▶ _OBJECTIVE_: From the records below, give the number of lines that contain the string "feet", without any other text.

___ INPUT RECORDS

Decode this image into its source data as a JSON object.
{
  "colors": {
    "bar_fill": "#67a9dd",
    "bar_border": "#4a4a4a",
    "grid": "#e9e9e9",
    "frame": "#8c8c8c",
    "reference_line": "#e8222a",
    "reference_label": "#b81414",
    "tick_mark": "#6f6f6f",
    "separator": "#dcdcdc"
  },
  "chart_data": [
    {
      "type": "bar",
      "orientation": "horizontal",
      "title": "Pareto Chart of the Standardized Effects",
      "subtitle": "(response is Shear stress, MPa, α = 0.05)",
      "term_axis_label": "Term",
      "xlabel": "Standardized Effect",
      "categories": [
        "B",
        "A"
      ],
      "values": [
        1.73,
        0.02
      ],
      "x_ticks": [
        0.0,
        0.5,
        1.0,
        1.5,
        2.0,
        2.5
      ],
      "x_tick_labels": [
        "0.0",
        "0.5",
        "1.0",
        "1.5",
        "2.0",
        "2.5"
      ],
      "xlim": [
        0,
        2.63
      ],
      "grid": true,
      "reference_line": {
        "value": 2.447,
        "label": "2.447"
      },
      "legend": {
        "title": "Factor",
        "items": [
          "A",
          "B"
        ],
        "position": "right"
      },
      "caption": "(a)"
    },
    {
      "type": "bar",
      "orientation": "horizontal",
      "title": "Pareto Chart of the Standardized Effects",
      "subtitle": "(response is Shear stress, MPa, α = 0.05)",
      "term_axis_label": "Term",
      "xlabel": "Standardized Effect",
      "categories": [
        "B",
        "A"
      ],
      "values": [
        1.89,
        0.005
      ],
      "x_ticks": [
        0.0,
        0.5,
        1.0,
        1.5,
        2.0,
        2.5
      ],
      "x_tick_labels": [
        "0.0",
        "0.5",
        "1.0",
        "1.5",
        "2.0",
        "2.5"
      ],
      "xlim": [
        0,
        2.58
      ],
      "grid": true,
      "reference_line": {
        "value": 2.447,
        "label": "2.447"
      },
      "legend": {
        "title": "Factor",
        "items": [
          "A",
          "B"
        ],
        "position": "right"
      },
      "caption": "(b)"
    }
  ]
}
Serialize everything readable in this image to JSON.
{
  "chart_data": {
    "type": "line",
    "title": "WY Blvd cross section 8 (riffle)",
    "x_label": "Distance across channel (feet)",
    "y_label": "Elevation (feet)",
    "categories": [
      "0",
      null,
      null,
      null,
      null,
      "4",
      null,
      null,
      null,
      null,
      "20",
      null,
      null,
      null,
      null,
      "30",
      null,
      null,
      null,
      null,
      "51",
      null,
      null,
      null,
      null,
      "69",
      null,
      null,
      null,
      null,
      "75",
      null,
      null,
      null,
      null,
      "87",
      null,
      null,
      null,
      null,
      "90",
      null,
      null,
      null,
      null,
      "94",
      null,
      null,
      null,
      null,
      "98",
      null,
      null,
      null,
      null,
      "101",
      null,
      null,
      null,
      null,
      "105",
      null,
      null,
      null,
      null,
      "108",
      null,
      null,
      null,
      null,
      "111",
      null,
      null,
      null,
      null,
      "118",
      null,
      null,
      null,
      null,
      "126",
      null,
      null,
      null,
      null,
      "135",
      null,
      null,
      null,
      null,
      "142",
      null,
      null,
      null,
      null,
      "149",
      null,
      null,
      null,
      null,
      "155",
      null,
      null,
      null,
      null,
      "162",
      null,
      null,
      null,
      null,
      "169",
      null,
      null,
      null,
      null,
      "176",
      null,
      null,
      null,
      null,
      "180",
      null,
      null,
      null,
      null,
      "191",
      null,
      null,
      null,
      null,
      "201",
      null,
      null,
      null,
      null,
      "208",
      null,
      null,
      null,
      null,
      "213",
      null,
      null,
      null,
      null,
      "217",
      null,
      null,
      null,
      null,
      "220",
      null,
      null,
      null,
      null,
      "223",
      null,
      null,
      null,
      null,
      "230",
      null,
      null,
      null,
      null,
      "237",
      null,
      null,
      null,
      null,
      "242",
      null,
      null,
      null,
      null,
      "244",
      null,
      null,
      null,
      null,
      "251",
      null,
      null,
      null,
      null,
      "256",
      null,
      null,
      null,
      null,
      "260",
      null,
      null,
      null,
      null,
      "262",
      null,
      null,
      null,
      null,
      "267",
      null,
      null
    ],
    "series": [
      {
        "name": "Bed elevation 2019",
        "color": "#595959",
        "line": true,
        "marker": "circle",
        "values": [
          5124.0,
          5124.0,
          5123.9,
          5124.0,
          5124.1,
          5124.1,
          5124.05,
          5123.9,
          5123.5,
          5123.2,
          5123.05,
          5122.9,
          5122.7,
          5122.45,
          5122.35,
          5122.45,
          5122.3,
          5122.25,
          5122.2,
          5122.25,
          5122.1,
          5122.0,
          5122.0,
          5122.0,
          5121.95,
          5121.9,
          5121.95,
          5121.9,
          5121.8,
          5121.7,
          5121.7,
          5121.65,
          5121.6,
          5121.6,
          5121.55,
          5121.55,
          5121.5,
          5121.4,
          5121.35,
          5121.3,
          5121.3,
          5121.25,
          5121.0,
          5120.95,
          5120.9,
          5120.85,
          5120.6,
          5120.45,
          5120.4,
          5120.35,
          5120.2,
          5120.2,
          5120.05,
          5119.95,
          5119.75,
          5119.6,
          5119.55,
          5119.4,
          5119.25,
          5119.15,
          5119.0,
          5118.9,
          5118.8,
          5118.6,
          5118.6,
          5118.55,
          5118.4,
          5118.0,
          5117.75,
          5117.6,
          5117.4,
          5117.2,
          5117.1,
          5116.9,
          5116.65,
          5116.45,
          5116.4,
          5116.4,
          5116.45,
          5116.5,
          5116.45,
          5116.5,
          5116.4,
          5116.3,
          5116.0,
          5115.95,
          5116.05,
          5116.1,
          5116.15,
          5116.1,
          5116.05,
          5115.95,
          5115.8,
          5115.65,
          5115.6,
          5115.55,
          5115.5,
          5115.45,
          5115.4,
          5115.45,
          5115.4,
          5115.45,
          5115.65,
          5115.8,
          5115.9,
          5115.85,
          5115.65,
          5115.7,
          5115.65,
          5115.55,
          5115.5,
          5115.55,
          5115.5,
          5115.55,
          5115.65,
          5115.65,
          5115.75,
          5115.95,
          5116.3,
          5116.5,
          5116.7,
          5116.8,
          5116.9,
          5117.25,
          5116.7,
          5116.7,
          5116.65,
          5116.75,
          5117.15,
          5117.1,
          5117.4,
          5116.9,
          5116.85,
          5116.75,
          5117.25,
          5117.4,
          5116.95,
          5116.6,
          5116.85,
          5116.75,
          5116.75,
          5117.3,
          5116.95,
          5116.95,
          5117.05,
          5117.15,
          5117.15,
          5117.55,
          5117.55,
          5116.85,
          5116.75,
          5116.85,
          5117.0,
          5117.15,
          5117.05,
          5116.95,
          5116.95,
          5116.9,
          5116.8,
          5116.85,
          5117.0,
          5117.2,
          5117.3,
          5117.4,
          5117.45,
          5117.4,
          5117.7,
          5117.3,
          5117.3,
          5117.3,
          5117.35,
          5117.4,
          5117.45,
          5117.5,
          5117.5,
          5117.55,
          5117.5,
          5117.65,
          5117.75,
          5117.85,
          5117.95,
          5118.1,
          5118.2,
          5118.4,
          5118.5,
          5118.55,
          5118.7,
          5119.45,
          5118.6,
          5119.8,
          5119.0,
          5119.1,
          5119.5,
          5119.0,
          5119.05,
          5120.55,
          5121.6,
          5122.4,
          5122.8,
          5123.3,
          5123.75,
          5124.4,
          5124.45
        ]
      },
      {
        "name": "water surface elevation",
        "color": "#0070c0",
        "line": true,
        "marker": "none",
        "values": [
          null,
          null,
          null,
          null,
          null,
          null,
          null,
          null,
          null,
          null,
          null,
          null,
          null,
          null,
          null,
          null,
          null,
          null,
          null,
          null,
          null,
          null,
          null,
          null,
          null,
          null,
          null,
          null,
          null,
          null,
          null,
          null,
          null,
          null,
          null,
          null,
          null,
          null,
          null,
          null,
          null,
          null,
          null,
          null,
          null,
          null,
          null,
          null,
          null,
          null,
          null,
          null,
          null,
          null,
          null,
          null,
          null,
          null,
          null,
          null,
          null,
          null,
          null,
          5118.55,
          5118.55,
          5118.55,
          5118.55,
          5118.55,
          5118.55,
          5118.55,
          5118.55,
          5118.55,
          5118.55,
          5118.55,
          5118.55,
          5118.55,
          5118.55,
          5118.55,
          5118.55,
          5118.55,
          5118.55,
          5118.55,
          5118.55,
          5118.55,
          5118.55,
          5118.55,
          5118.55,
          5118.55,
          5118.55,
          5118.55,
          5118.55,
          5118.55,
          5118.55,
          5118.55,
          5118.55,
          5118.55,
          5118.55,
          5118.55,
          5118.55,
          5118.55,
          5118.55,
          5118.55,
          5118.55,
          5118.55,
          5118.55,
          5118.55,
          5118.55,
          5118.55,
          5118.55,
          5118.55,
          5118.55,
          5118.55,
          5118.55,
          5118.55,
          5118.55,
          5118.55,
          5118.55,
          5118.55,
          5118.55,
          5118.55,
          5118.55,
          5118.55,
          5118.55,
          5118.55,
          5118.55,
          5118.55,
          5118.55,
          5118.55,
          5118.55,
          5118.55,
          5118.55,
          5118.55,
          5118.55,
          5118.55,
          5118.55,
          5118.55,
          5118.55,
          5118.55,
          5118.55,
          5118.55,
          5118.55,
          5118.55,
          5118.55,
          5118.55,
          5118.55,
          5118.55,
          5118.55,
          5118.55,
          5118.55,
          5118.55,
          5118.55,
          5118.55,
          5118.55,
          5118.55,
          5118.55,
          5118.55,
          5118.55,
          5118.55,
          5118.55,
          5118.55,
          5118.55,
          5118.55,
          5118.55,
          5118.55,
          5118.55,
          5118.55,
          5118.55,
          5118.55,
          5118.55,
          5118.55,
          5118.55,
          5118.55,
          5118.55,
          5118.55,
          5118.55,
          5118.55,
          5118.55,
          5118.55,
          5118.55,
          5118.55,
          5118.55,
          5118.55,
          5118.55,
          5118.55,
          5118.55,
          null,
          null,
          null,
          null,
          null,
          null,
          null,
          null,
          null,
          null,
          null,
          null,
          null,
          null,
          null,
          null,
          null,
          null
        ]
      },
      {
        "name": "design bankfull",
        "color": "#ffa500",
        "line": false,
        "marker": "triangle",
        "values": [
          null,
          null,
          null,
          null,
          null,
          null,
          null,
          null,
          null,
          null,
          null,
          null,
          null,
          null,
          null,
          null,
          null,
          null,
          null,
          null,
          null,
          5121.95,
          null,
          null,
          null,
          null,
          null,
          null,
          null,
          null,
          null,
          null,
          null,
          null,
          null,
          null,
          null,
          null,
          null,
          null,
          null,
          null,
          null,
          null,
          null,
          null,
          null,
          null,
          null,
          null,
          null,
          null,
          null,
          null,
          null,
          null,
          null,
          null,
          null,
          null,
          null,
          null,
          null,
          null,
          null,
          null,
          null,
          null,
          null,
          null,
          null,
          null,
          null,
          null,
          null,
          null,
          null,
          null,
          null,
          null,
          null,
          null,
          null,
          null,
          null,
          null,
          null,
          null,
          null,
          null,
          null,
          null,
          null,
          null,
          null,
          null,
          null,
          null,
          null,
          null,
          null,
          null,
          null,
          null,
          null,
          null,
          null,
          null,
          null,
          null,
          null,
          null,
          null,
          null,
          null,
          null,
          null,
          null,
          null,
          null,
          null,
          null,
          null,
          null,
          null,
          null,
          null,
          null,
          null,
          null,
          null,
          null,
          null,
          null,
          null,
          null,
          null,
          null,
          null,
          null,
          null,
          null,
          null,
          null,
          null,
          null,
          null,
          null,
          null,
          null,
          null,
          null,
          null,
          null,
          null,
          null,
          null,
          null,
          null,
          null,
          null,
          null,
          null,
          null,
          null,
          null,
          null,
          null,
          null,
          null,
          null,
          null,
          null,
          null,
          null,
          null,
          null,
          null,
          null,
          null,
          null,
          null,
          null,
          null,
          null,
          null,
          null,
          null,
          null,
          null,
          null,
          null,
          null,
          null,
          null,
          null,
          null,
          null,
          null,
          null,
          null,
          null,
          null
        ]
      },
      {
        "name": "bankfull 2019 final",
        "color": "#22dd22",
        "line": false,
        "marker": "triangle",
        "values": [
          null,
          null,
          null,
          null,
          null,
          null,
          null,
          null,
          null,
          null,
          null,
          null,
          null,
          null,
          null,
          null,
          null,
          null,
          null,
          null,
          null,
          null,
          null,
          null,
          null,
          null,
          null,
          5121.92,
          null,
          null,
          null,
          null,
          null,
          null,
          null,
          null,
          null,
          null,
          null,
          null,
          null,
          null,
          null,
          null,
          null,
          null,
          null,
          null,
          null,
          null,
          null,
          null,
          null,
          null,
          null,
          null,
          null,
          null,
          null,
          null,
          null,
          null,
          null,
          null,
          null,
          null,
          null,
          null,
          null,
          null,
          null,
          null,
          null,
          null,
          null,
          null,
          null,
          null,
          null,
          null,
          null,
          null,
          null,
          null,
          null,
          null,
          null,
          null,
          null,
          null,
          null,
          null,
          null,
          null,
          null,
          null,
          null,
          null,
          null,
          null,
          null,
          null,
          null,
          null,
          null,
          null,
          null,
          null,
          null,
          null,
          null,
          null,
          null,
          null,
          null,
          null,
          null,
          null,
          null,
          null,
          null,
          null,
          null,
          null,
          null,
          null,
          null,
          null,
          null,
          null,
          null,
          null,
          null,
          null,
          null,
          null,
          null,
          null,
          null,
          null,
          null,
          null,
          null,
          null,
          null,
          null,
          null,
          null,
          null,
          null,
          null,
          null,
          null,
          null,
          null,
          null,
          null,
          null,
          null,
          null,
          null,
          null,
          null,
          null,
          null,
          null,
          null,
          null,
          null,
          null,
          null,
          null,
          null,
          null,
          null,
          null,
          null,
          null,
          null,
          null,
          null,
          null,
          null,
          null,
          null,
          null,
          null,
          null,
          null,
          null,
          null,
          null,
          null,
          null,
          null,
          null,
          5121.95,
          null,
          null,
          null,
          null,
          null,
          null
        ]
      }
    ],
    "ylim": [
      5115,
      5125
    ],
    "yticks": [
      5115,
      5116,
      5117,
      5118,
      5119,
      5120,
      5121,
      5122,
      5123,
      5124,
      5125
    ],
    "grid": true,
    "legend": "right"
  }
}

______

▶ _THE RESULT_: 2